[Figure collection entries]
== == ==

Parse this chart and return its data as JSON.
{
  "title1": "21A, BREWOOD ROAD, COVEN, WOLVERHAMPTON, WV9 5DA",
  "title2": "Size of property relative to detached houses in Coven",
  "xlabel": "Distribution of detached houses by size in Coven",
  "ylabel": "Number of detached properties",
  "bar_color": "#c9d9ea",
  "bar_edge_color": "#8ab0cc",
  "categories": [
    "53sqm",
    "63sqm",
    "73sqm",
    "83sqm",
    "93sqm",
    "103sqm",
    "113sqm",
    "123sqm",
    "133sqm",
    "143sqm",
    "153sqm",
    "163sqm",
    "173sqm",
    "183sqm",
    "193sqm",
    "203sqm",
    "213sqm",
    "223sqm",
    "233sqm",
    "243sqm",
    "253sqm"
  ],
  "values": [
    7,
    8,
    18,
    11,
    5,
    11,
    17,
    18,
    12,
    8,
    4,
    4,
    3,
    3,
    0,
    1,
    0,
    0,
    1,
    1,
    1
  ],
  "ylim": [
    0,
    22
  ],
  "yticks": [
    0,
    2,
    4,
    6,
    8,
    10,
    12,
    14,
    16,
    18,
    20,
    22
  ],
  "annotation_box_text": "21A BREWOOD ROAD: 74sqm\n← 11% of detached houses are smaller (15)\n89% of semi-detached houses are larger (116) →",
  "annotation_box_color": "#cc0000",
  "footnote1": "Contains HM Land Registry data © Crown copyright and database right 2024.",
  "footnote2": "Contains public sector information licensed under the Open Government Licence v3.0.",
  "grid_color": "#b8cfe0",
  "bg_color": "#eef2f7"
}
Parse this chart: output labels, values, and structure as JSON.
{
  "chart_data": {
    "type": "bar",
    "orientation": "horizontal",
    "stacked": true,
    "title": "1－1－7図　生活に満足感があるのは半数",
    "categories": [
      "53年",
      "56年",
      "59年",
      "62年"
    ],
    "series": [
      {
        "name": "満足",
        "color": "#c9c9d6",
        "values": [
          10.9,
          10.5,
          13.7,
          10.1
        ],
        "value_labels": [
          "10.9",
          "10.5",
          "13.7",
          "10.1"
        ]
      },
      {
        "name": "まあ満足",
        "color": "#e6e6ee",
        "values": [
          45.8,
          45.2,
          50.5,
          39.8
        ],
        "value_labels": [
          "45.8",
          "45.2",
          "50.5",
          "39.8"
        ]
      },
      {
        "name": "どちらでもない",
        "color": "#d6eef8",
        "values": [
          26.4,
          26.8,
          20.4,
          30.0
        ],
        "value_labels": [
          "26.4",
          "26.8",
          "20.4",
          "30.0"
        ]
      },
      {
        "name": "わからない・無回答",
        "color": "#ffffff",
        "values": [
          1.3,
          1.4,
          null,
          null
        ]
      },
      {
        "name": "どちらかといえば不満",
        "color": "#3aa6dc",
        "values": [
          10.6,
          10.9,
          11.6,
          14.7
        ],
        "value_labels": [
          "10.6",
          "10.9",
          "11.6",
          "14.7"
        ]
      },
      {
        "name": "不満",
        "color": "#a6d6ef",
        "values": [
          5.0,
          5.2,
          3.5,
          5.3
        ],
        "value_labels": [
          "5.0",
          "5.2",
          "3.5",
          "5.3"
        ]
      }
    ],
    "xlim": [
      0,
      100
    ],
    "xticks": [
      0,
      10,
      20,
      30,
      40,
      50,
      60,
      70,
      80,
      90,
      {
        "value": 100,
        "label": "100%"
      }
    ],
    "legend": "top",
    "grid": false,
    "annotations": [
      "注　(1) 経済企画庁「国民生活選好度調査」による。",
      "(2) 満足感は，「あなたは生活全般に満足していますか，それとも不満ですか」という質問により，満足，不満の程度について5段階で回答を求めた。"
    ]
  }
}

== == ==

Give the listing again, word for word.

Parse this chart and return its data as JSON.
{
  "title1": "21A, BREWOOD ROAD, COVEN, WOLVERHAMPTON, WV9 5DA",
  "title2": "Size of property relative to detached houses in Coven",
  "xlabel": "Distribution of detached houses by size in Coven",
  "ylabel": "Number of detached properties",
  "bar_color": "#c9d9ea",
  "bar_edge_color": "#8ab0cc",
  "categories": [
    "53sqm",
    "63sqm",
    "73sqm",
    "83sqm",
    "93sqm",
    "103sqm",
    "113sqm",
    "123sqm",
    "133sqm",
    "143sqm",
    "153sqm",
    "163sqm",
    "173sqm",
    "183sqm",
    "193sqm",
    "203sqm",
    "213sqm",
    "223sqm",
    "233sqm",
    "243sqm",
    "253sqm"
  ],
  "values": [
    7,
    8,
    18,
    11,
    5,
    11,
    17,
    18,
    12,
    8,
    4,
    4,
    3,
    3,
    0,
    1,
    0,
    0,
    1,
    1,
    1
  ],
  "ylim": [
    0,
    22
  ],
  "yticks": [
    0,
    2,
    4,
    6,
    8,
    10,
    12,
    14,
    16,
    18,
    20,
    22
  ],
  "annotation_box_text": "21A BREWOOD ROAD: 74sqm\n← 11% of detached houses are smaller (15)\n89% of semi-detached houses are larger (116) →",
  "annotation_box_color": "#cc0000",
  "footnote1": "Contains HM Land Registry data © Crown copyright and database right 2024.",
  "footnote2": "Contains public sector information licensed under the Open Government Licence v3.0.",
  "grid_color": "#b8cfe0",
  "bg_color": "#eef2f7"
}
Parse this chart: output labels, values, and structure as JSON.
{
  "chart_data": {
    "type": "bar",
    "orientation": "horizontal",
    "stacked": true,
    "title": "1－1－7図　生活に満足感があるのは半数",
    "categories": [
      "53年",
      "56年",
      "59年",
      "62年"
    ],
    "series": [
      {
        "name": "満足",
        "color": "#c9c9d6",
        "values": [
          10.9,
          10.5,
          13.7,
          10.1
        ],
        "value_labels": [
          "10.9",
          "10.5",
          "13.7",
          "10.1"
        ]
      },
      {
        "name": "まあ満足",
        "color": "#e6e6ee",
        "values": [
          45.8,
          45.2,
          50.5,
          39.8
        ],
        "value_labels": [
          "45.8",
          "45.2",
          "50.5",
          "39.8"
        ]
      },
      {
        "name": "どちらでもない",
        "color": "#d6eef8",
        "values": [
          26.4,
          26.8,
          20.4,
          30.0
        ],
        "value_labels": [
          "26.4",
          "26.8",
          "20.4",
          "30.0"
        ]
      },
      {
        "name": "わからない・無回答",
        "color": "#ffffff",
        "values": [
          1.3,
          1.4,
          null,
          null
        ]
      },
      {
        "name": "どちらかといえば不満",
        "color": "#3aa6dc",
        "values": [
          10.6,
          10.9,
          11.6,
          14.7
        ],
        "value_labels": [
          "10.6",
          "10.9",
          "11.6",
          "14.7"
        ]
      },
      {
        "name": "不満",
        "color": "#a6d6ef",
        "values": [
          5.0,
          5.2,
          3.5,
          5.3
        ],
        "value_labels": [
          "5.0",
          "5.2",
          "3.5",
          "5.3"
        ]
      }
    ],
    "xlim": [
      0,
      100
    ],
    "xticks": [
      0,
      10,
      20,
      30,
      40,
      50,
      60,
      70,
      80,
      90,
      {
        "value": 100,
        "label": "100%"
      }
    ],
    "legend": "top",
    "grid": false,
    "annotations": [
      "注　(1) 経済企画庁「国民生活選好度調査」による。",
      "(2) 満足感は，「あなたは生活全般に満足していますか，それとも不満ですか」という質問により，満足，不満の程度について5段階で回答を求めた。"
    ]
  }
}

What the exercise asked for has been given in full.